WHAT IS NEEDED: Select the lines that contain "挡墙后抛填现场严重" and copy each of them.

INPUT DATA:
---------------
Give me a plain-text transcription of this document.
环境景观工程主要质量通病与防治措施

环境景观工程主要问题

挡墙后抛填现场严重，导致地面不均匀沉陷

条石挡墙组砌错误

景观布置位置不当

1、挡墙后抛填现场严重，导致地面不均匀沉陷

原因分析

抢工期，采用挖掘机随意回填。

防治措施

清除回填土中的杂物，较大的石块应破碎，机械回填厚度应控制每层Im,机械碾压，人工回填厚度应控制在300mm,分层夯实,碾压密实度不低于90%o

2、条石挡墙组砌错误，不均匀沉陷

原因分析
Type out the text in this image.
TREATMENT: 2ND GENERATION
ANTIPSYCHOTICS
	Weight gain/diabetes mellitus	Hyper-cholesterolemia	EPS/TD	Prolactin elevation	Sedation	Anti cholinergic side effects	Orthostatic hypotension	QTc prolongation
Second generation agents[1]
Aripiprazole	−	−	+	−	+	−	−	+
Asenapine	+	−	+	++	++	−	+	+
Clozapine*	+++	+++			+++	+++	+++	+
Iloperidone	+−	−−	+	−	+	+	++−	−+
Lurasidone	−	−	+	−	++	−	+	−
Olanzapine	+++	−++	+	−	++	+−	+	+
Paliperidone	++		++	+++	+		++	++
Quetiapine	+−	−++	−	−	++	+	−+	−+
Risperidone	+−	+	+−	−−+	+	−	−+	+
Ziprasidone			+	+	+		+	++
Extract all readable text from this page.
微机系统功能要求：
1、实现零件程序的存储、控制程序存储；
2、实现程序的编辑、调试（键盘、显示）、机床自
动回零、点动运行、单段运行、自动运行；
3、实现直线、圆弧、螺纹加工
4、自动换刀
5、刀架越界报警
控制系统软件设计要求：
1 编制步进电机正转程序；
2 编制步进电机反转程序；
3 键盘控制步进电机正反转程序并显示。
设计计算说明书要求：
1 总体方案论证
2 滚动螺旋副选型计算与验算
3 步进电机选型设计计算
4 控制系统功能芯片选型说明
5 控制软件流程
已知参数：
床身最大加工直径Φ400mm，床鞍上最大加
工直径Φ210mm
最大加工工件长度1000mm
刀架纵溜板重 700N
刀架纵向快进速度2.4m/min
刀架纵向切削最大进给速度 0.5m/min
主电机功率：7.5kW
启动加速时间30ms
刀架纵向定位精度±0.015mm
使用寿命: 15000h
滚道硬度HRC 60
---------------
ANSWER:
挡墙后抛填现场严重，导致地面不均匀沉陷
1、挡墙后抛填现场严重，导致地面不均匀沉陷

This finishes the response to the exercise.